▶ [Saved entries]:
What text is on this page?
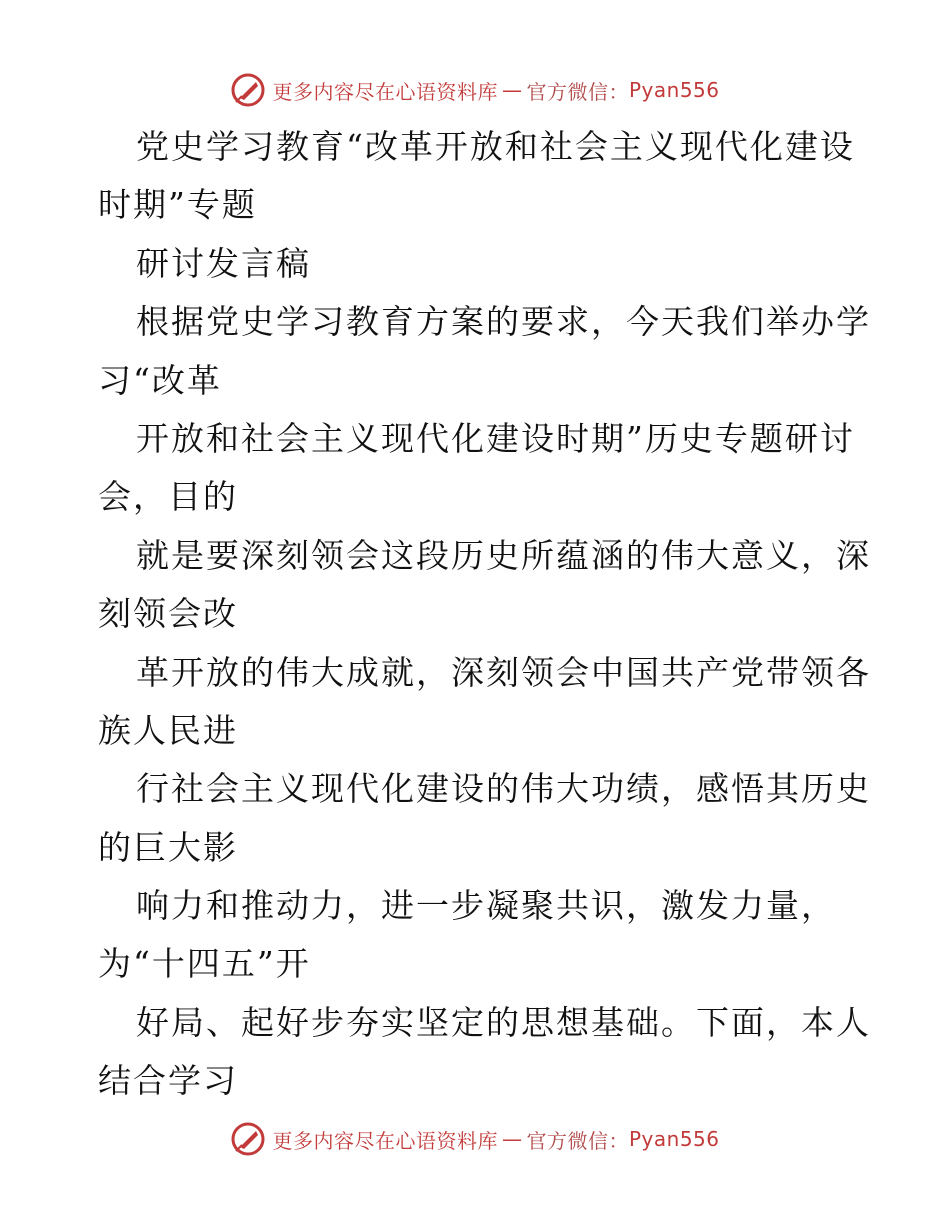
更多内容尽在心语资料库 — 官方微信： Pyan556
党史学习教育“改革开放和社会主义现代化建设
时期”专题
研讨发言稿
根据党史学习教育方案的要求，今天我们举办学
习“改革
开放和社会主义现代化建设时期”历史专题研讨
会，目的
就是要深刻领会这段历史所蕴涵的伟大意义，深
刻领会改
革开放的伟大成就，深刻领会中国共产党带领各
族人民进
行社会主义现代化建设的伟大功绩，感悟其历史
的巨大影
响力和推动力，进一步凝聚共识，激发力量，
为“十四五”开
好局、起好步夯实坚定的思想基础。下面，本人
结合学习
更多内容尽在心语资料库 — 官方微信： Pyan556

▶ [YOUR OBJECTIVE]: Omit every picture while copying the listing above exactly.

▶ [TASK RESPONSE]:
What text is on this page?
更多内容尽在心语资料库 — 官方微信： Pyan556
党史学习教育“改革开放和社会主义现代化建设
时期”专题
研讨发言稿
根据党史学习教育方案的要求，今天我们举办学
习“改革
开放和社会主义现代化建设时期”历史专题研讨
会，目的
就是要深刻领会这段历史所蕴涵的伟大意义，深
刻领会改
革开放的伟大成就，深刻领会中国共产党带领各
族人民进
行社会主义现代化建设的伟大功绩，感悟其历史
的巨大影
响力和推动力，进一步凝聚共识，激发力量，
为“十四五”开
好局、起好步夯实坚定的思想基础。下面，本人
结合学习
更多内容尽在心语资料库 — 官方微信： Pyan556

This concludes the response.